▸ **WHAT TO DO**:
Find the string "title" in the records. Copy every line it appears in.

▸ **Stored data**:
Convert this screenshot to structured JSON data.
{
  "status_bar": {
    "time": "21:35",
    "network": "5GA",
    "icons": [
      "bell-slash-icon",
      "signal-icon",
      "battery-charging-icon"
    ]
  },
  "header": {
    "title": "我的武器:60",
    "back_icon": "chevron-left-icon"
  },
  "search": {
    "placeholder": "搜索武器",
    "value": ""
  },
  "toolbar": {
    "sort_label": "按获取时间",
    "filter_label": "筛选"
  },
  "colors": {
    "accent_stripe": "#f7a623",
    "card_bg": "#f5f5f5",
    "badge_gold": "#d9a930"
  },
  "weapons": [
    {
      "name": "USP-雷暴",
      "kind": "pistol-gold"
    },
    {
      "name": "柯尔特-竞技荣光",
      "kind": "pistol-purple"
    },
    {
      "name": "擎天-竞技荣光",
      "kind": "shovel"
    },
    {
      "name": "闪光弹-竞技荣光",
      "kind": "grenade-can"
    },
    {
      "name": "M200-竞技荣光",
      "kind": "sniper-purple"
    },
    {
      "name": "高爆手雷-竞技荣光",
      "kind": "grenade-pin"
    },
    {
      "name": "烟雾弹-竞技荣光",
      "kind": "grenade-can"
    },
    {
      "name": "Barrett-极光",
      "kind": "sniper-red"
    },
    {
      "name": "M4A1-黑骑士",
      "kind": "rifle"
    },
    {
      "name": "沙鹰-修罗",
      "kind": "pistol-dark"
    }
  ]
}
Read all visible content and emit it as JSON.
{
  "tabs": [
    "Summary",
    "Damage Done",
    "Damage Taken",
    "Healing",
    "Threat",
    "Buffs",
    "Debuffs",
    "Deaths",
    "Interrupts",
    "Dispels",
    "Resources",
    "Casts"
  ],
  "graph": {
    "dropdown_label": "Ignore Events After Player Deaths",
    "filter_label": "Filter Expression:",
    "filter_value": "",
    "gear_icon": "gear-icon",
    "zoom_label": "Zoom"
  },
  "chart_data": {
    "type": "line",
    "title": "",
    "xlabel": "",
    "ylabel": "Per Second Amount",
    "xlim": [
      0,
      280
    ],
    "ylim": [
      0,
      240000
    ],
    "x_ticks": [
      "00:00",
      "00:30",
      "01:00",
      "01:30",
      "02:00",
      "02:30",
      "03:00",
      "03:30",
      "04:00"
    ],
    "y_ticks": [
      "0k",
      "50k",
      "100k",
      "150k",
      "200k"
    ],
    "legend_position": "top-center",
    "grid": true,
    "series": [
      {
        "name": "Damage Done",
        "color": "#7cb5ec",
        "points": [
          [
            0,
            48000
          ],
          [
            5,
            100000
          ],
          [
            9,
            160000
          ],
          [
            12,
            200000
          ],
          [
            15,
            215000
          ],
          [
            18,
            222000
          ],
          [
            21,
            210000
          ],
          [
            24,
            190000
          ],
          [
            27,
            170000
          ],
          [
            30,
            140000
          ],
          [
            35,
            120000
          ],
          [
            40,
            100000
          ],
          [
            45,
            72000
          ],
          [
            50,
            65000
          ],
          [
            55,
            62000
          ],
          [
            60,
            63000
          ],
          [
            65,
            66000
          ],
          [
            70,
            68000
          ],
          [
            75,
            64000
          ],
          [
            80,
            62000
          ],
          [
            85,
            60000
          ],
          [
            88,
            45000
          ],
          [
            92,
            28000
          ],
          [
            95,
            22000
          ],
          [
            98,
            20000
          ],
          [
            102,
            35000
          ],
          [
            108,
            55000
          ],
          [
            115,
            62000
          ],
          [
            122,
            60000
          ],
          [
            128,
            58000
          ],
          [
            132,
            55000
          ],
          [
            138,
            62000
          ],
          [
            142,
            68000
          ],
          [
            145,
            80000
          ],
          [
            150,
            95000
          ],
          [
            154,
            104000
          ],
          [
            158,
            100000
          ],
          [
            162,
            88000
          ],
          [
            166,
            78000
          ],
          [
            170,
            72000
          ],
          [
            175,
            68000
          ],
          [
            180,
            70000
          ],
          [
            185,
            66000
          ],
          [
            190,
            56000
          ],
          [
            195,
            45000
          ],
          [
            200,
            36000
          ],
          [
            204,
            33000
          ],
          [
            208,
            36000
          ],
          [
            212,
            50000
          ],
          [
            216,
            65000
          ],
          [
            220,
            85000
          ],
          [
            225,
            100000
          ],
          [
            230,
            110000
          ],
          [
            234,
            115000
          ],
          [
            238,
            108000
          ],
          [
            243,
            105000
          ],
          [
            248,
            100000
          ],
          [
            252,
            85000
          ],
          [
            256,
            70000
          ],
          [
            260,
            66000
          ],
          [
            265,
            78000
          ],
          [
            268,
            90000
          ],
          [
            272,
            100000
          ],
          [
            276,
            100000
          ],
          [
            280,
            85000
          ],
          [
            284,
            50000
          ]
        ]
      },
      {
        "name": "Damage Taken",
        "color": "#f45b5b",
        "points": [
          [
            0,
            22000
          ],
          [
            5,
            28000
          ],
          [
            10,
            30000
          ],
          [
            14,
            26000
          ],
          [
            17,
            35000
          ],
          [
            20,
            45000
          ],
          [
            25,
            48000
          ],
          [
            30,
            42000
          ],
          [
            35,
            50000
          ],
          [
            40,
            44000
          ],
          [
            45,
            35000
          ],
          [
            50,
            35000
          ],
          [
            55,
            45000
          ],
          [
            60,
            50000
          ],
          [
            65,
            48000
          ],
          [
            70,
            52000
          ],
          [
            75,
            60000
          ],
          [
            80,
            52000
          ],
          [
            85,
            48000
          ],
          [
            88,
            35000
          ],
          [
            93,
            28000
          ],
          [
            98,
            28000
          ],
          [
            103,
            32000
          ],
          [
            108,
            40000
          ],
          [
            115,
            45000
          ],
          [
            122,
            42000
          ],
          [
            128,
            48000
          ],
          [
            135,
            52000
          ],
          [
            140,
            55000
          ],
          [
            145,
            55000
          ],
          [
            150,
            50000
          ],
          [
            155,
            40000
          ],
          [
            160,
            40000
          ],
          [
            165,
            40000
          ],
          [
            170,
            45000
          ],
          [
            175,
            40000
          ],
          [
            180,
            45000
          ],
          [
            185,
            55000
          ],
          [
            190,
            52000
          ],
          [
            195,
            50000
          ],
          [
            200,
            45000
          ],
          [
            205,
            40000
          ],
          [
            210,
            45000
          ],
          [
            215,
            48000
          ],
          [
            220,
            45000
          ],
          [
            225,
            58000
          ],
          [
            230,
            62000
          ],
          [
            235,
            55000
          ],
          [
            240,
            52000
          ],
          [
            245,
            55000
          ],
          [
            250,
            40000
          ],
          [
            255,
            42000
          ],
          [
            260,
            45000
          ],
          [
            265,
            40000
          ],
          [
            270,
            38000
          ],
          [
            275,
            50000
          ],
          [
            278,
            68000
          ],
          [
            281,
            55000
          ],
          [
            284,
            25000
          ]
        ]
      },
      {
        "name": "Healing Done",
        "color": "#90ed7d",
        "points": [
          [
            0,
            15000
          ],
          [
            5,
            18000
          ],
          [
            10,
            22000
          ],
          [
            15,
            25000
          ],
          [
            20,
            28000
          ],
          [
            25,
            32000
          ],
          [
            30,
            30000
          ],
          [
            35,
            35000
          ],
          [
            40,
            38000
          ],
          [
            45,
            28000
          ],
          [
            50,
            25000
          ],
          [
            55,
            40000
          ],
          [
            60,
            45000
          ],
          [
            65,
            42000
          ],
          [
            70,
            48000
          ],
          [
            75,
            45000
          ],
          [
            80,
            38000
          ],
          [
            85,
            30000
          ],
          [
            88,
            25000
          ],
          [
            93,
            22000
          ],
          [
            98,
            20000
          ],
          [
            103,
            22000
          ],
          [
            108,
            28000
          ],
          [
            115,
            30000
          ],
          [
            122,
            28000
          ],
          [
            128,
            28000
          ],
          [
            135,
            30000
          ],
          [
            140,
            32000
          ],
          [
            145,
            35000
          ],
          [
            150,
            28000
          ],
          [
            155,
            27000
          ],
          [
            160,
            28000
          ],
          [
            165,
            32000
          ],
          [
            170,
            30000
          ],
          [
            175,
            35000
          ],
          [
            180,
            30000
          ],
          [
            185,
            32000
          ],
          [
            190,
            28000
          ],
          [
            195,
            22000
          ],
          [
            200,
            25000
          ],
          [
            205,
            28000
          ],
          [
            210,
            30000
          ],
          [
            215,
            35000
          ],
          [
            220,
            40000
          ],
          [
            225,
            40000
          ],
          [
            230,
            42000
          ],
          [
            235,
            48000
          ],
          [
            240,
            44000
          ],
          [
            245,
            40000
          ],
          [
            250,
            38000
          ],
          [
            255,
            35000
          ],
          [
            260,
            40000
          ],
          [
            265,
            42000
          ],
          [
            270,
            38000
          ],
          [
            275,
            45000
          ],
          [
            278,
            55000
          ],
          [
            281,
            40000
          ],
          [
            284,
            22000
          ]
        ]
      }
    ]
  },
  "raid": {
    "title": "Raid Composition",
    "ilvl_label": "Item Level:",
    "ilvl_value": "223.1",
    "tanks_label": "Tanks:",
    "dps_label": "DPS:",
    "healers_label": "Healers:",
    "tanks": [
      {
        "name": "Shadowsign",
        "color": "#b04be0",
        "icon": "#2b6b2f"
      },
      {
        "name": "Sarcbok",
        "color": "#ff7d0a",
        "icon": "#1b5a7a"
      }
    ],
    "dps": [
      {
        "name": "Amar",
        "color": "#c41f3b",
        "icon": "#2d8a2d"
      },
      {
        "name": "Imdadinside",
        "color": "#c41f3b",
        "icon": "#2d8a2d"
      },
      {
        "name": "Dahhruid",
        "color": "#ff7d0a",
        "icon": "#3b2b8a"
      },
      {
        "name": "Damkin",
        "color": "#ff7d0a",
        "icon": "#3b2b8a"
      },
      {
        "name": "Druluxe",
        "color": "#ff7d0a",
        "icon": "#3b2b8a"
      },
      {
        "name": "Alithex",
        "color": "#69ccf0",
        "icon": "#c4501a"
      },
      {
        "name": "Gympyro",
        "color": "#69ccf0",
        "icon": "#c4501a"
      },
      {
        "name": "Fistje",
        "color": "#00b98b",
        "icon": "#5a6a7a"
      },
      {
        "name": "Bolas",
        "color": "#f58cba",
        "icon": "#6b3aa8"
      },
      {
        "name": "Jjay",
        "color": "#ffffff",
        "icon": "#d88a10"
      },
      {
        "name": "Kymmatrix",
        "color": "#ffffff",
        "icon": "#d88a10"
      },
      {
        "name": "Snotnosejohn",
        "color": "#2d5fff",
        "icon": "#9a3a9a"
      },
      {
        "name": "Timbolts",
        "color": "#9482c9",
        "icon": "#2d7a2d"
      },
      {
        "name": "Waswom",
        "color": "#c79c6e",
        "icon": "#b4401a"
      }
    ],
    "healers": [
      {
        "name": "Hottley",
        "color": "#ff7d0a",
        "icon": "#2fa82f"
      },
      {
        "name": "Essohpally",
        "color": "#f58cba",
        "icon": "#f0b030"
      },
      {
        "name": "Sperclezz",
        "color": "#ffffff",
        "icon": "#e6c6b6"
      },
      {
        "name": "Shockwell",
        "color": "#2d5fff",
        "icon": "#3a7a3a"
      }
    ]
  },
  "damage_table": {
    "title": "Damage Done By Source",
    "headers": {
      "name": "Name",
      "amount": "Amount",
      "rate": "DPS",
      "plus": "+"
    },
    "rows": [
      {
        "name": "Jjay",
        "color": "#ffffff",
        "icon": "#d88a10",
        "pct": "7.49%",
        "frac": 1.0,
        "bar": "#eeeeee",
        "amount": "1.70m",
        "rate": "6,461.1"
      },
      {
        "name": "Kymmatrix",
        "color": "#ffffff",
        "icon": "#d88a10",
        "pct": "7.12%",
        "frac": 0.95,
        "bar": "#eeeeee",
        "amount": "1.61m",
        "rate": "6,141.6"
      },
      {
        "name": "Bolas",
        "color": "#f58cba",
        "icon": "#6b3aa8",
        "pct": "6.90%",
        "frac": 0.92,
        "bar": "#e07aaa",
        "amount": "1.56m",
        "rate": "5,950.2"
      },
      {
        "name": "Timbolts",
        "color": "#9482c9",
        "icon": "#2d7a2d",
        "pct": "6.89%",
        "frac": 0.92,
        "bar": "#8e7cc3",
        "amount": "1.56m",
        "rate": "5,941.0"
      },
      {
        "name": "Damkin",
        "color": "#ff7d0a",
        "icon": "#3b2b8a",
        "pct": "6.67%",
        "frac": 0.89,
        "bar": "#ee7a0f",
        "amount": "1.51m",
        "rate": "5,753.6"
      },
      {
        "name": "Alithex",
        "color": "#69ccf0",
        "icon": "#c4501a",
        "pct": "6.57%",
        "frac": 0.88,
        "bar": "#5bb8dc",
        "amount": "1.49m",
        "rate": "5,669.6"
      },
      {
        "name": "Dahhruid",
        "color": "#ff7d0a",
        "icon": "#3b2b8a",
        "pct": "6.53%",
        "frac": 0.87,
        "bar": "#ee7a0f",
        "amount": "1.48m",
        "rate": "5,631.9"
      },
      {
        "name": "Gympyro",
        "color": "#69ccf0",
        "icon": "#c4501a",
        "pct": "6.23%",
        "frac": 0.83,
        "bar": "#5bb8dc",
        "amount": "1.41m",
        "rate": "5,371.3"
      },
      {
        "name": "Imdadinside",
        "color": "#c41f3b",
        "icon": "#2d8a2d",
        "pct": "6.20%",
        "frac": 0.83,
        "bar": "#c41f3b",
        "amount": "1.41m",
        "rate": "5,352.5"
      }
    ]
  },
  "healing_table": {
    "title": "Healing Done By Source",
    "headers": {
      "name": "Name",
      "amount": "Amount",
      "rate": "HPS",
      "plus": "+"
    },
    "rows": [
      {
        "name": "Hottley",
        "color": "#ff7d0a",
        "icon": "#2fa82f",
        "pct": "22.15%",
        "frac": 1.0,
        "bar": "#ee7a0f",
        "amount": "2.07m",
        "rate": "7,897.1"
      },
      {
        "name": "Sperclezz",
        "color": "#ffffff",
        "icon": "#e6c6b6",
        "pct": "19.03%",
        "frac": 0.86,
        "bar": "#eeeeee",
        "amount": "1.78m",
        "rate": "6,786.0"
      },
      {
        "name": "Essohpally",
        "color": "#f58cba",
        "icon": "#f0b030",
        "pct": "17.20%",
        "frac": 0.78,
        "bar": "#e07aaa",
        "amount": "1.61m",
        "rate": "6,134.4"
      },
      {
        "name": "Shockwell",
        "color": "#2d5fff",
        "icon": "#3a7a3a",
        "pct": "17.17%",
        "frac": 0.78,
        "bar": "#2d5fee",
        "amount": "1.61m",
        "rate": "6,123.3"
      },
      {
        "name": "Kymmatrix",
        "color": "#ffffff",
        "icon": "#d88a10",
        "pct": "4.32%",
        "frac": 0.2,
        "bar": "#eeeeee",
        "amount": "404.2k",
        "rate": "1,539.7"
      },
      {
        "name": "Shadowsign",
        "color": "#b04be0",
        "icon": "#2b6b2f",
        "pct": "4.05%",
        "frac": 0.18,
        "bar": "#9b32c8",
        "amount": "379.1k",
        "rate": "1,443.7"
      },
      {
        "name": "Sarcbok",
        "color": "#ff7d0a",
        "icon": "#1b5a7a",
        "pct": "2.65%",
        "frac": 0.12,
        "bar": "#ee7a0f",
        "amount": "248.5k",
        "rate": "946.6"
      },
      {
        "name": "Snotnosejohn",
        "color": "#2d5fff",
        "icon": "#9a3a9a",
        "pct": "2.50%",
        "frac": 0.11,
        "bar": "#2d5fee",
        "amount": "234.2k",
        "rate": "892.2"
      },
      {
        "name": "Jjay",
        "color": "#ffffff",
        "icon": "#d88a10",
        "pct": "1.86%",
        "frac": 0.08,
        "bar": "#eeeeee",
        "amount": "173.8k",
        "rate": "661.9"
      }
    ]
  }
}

▸ **ANSWER TO THE EXERCISE**:
    "title": "我的武器:60",
    "title": "",
    "title": "Raid Composition",
    "title": "Damage Done By Source",
    "title": "Healing Done By Source",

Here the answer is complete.